● Records for this task
------------------------------------------------------------------------
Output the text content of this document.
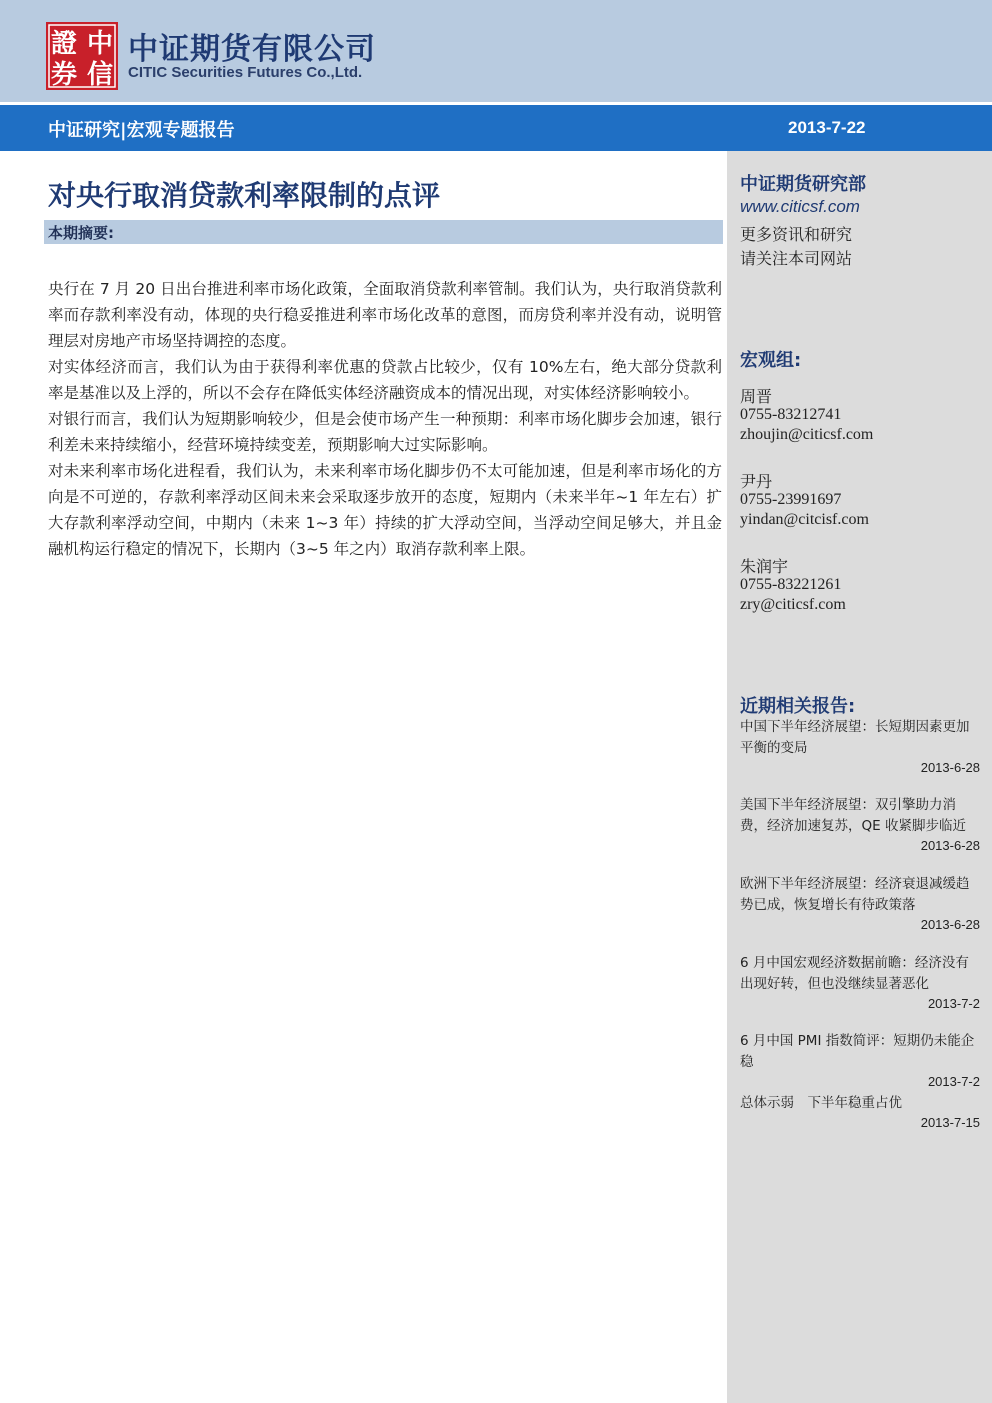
證 中
券 信
中证期货有限公司
CITIC Securities Futures Co.,Ltd.
中证研究|宏观专题报告	2013-7-22
对央行取消贷款利率限制的点评
本期摘要:

央行在 7 月 20 日出台推进利率市场化政策，全面取消贷款利率管制。我们认为，央行取消贷款利率而存款利率没有动，体现的央行稳妥推进利率市场化改革的意图，而房贷利率并没有动，说明管理层对房地产市场坚持调控的态度。

对实体经济而言，我们认为由于获得利率优惠的贷款占比较少，仅有 10%左右，绝大部分贷款利率是基准以及上浮的，所以不会存在降低实体经济融资成本的情况出现，对实体经济影响较小。

对银行而言，我们认为短期影响较少，但是会使市场产生一种预期：利率市场化脚步会加速，银行利差未来持续缩小，经营环境持续变差，预期影响大过实际影响。

对未来利率市场化进程看，我们认为，未来利率市场化脚步仍不太可能加速，但是利率市场化的方向是不可逆的，存款利率浮动区间未来会采取逐步放开的态度，短期内（未来半年~1 年左右）扩大存款利率浮动空间，中期内（未来 1~3 年）持续的扩大浮动空间，当浮动空间足够大，并且金融机构运行稳定的情况下，长期内（3~5 年之内）取消存款利率上限。

中证期货研究部
www.citicsf.com
更多资讯和研究
请关注本司网站
宏观组:
周晋
0755-83212741
zhoujin@citicsf.com
尹丹
0755-23991697
yindan@citcisf.com
朱润宇
0755-83221261
zry@citicsf.com
近期相关报告:
中国下半年经济展望：长短期因素更加平衡的变局
2013-6-28
美国下半年经济展望：双引擎助力消费，经济加速复苏，QE 收紧脚步临近
2013-6-28
欧洲下半年经济展望：经济衰退减缓趋势已成，恢复增长有待政策落
2013-6-28
6 月中国宏观经济数据前瞻：经济没有出现好转，但也没继续显著恶化
2013-7-2
6 月中国 PMI 指数简评：短期仍未能企稳
2013-7-2
总体示弱　下半年稳重占优
2013-7-15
------------------------------------------------------------------------
● Problem description
Images should not appear in the copy; retype the listing above exactly.

● Exercise solution
Output the text content of this document.
證 中
券 信
中证期货有限公司
CITIC Securities Futures Co.,Ltd.
中证研究|宏观专题报告	2013-7-22
对央行取消贷款利率限制的点评
本期摘要:

央行在 7 月 20 日出台推进利率市场化政策，全面取消贷款利率管制。我们认为，央行取消贷款利率而存款利率没有动，体现的央行稳妥推进利率市场化改革的意图，而房贷利率并没有动，说明管理层对房地产市场坚持调控的态度。

对实体经济而言，我们认为由于获得利率优惠的贷款占比较少，仅有 10%左右，绝大部分贷款利率是基准以及上浮的，所以不会存在降低实体经济融资成本的情况出现，对实体经济影响较小。

对银行而言，我们认为短期影响较少，但是会使市场产生一种预期：利率市场化脚步会加速，银行利差未来持续缩小，经营环境持续变差，预期影响大过实际影响。

对未来利率市场化进程看，我们认为，未来利率市场化脚步仍不太可能加速，但是利率市场化的方向是不可逆的，存款利率浮动区间未来会采取逐步放开的态度，短期内（未来半年~1 年左右）扩大存款利率浮动空间，中期内（未来 1~3 年）持续的扩大浮动空间，当浮动空间足够大，并且金融机构运行稳定的情况下，长期内（3~5 年之内）取消存款利率上限。

中证期货研究部
www.citicsf.com
更多资讯和研究
请关注本司网站
宏观组:
周晋
0755-83212741
zhoujin@citicsf.com
尹丹
0755-23991697
yindan@citcisf.com
朱润宇
0755-83221261
zry@citicsf.com
近期相关报告:
中国下半年经济展望：长短期因素更加平衡的变局
2013-6-28
美国下半年经济展望：双引擎助力消费，经济加速复苏，QE 收紧脚步临近
2013-6-28
欧洲下半年经济展望：经济衰退减缓趋势已成，恢复增长有待政策落
2013-6-28
6 月中国宏观经济数据前瞻：经济没有出现好转，但也没继续显著恶化
2013-7-2
6 月中国 PMI 指数简评：短期仍未能企稳
2013-7-2
总体示弱　下半年稳重占优
2013-7-15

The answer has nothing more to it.